PROBLEM DETAILS —
Pick out all lines in the listing holding the string "Votaria" and copy them.
+--
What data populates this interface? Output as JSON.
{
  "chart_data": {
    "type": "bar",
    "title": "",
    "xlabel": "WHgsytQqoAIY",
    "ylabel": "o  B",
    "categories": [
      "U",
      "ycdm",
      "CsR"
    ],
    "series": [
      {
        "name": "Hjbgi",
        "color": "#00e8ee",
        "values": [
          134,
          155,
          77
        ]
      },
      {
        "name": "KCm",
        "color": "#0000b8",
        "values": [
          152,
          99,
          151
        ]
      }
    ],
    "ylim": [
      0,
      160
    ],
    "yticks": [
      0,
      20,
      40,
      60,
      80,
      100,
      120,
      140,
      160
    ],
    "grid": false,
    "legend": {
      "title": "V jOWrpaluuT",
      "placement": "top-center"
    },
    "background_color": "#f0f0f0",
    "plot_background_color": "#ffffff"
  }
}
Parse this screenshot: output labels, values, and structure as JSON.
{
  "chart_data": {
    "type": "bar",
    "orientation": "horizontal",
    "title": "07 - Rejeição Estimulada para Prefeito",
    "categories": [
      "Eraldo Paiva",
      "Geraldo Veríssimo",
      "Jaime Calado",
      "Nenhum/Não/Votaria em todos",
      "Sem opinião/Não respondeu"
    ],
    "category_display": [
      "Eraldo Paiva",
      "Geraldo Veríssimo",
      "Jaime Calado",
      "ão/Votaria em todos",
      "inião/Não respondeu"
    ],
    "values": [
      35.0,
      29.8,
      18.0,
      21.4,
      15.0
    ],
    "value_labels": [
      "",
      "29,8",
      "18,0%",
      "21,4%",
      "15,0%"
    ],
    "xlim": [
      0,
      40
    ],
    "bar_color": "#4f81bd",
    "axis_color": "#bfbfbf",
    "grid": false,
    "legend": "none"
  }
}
+--
SOLUTION BELOW —
      "Nenhum/Não/Votaria em todos",
      "ão/Votaria em todos",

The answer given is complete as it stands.